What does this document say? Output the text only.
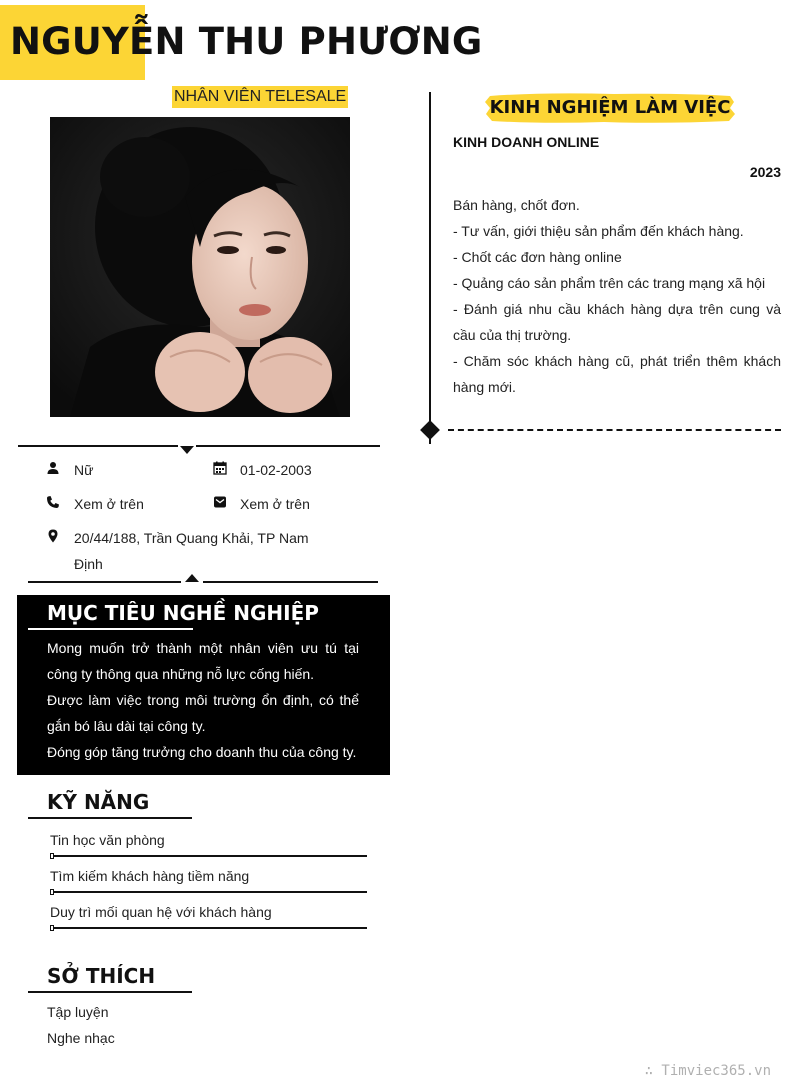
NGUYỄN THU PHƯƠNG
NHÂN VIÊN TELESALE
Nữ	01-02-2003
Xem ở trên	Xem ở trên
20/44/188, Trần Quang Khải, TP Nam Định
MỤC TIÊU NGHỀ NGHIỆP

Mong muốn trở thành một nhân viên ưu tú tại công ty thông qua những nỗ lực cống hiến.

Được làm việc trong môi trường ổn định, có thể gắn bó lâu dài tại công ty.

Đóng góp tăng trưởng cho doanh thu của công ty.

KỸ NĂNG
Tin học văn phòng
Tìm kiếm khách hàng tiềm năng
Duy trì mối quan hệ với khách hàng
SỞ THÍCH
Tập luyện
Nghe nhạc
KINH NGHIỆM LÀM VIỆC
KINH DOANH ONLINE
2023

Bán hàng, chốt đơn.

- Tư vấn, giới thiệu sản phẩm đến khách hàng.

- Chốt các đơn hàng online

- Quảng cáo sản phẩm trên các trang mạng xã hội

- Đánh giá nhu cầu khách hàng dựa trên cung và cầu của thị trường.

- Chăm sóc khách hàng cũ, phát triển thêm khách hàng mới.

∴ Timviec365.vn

◇ ◇ ◇ ◇ ◇

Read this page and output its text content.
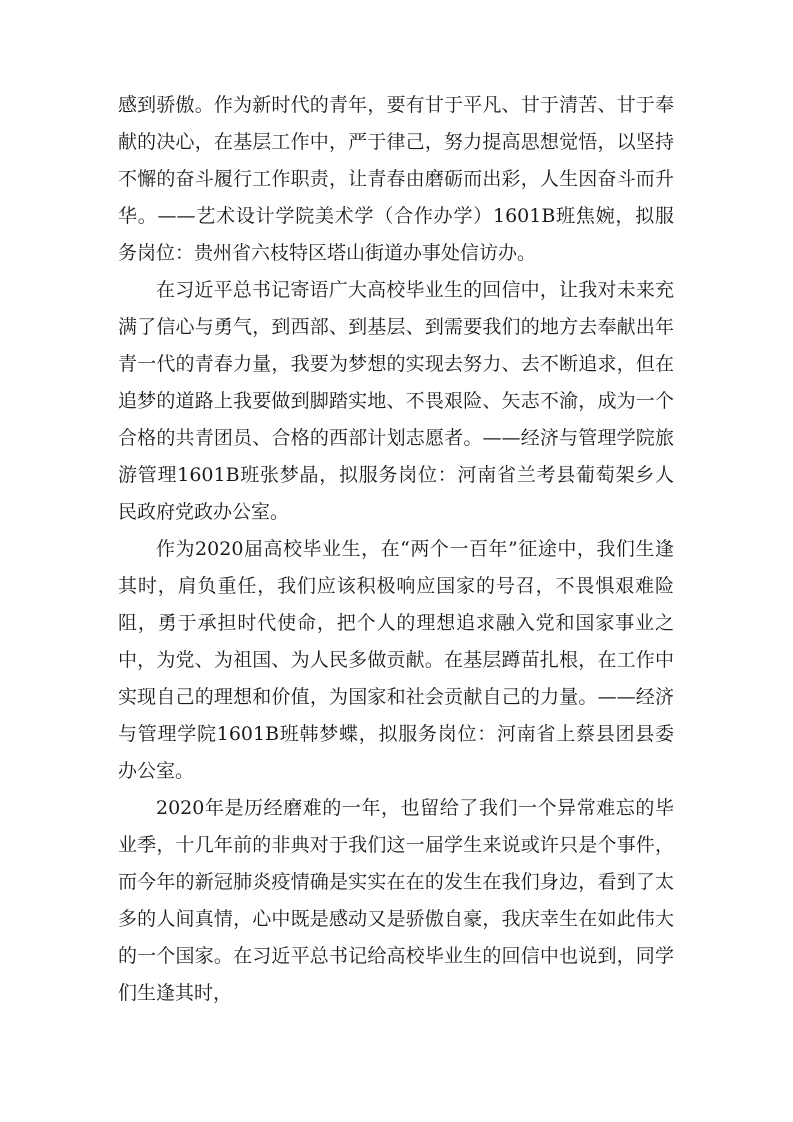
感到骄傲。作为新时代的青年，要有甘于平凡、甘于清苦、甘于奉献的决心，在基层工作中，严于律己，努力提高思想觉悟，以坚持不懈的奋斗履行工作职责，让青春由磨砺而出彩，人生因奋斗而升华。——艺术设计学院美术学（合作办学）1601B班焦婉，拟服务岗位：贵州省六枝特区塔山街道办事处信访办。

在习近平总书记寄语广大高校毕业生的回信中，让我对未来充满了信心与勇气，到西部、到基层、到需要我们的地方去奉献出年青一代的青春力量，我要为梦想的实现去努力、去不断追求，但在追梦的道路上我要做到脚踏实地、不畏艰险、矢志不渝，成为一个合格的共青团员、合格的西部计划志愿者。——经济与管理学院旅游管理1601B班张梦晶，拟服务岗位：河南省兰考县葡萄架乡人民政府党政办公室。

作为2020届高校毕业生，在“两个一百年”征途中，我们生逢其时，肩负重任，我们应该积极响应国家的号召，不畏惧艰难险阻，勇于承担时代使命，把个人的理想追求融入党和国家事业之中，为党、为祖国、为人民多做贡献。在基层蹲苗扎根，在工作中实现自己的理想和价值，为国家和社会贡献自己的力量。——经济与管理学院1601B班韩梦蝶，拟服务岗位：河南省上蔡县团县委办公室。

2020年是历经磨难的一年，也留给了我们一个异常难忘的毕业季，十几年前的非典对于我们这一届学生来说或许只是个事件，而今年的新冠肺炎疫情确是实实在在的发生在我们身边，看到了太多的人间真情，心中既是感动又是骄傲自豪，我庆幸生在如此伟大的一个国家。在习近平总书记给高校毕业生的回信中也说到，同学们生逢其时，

◇ ◇ ◇ ◇ ◇

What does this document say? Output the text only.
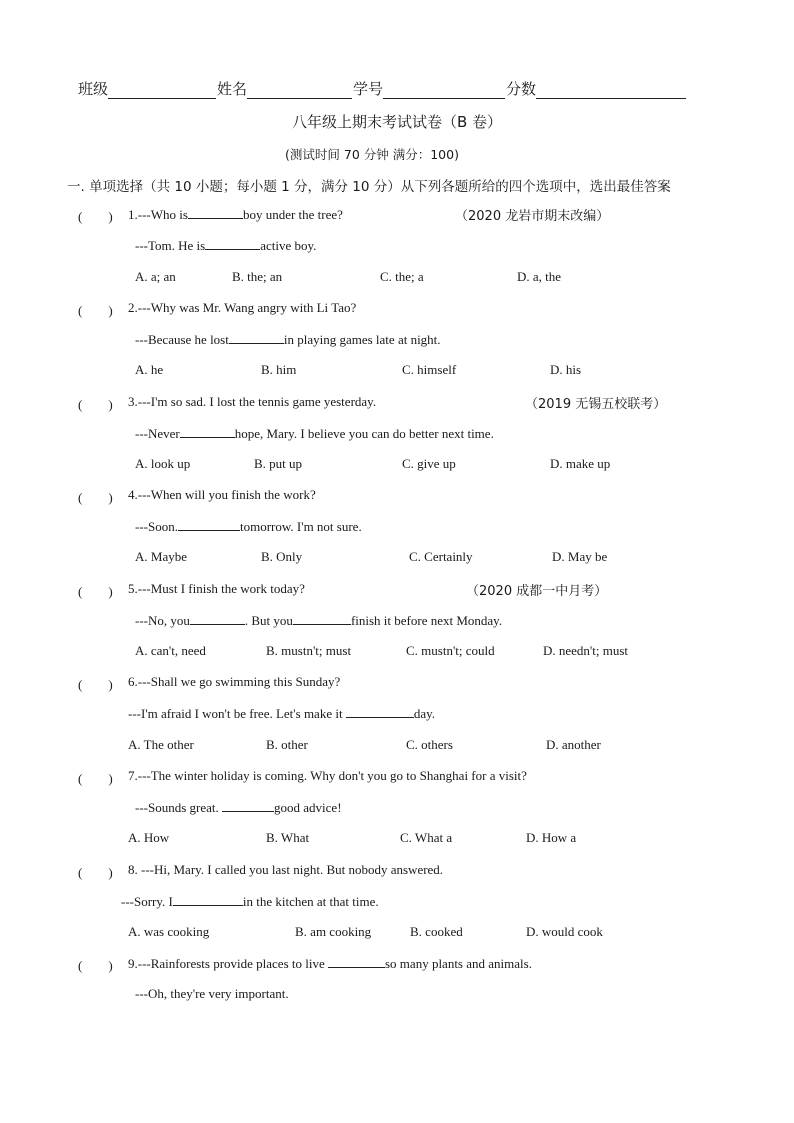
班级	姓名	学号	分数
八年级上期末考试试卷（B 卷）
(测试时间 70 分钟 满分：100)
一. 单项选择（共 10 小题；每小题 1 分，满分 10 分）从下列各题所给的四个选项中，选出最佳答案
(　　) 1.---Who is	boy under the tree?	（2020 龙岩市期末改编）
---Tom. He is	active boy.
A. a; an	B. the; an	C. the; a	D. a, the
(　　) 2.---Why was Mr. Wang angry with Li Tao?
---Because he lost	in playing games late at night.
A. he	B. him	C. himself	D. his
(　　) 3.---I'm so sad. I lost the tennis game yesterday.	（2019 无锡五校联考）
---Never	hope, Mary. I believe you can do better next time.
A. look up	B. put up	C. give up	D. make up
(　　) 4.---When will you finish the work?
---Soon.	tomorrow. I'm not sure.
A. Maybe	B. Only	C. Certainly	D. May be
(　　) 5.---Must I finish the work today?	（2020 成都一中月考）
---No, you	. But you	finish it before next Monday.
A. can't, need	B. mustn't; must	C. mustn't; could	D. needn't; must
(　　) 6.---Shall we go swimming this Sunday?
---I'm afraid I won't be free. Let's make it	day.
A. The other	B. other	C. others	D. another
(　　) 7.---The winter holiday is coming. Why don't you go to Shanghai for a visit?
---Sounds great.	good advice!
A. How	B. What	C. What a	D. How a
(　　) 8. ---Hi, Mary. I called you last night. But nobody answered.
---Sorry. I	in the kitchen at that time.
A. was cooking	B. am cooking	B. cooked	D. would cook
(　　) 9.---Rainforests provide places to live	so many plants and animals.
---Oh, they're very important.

◇ ◇ ◇ ◇ ◇

Find the lines above that contain the word "khách" and collect them.

Tìm kiếm khách hàng tiềm năng
Duy trì mối quan hệ với khách hàng
- Tư vấn, giới thiệu sản phẩm đến khách hàng.
- Đánh giá nhu cầu khách hàng dựa trên cung và cầu của thị trường.
- Chăm sóc khách hàng cũ, phát triển thêm khách hàng mới.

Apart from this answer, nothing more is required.